#### Description of the task
Each entry below is to be printed verbatim.

#### Raw records
════
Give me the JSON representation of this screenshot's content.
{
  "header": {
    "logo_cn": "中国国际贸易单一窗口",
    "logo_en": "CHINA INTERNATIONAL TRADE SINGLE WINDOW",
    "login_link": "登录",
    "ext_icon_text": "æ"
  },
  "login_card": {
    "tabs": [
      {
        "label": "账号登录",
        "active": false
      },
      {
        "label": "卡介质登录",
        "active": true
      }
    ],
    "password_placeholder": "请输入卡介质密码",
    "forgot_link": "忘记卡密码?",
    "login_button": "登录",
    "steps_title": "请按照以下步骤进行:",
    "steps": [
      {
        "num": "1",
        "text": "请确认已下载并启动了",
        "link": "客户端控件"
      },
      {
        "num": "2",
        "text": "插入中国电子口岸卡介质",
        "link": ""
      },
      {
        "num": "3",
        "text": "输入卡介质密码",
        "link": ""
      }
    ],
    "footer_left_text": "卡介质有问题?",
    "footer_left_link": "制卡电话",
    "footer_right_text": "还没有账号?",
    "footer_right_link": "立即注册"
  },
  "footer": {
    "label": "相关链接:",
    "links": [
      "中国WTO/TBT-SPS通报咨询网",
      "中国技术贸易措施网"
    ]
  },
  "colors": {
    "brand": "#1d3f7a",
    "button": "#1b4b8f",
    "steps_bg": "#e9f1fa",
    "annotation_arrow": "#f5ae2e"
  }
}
════
#### Finished answer
Give me the JSON representation of this screenshot's content.
{
  "header": {
    "logo_cn": "中国国际贸易单一窗口",
    "logo_en": "CHINA INTERNATIONAL TRADE SINGLE WINDOW",
    "login_link": "登录",
    "ext_icon_text": "æ"
  },
  "login_card": {
    "tabs": [
      {
        "label": "账号登录",
        "active": false
      },
      {
        "label": "卡介质登录",
        "active": true
      }
    ],
    "password_placeholder": "请输入卡介质密码",
    "forgot_link": "忘记卡密码?",
    "login_button": "登录",
    "steps_title": "请按照以下步骤进行:",
    "steps": [
      {
        "num": "1",
        "text": "请确认已下载并启动了",
        "link": "客户端控件"
      },
      {
        "num": "2",
        "text": "插入中国电子口岸卡介质",
        "link": ""
      },
      {
        "num": "3",
        "text": "输入卡介质密码",
        "link": ""
      }
    ],
    "footer_left_text": "卡介质有问题?",
    "footer_left_link": "制卡电话",
    "footer_right_text": "还没有账号?",
    "footer_right_link": "立即注册"
  },
  "footer": {
    "label": "相关链接:",
    "links": [
      "中国WTO/TBT-SPS通报咨询网",
      "中国技术贸易措施网"
    ]
  },
  "colors": {
    "brand": "#1d3f7a",
    "button": "#1b4b8f",
    "steps_bg": "#e9f1fa",
    "annotation_arrow": "#f5ae2e"
  }
}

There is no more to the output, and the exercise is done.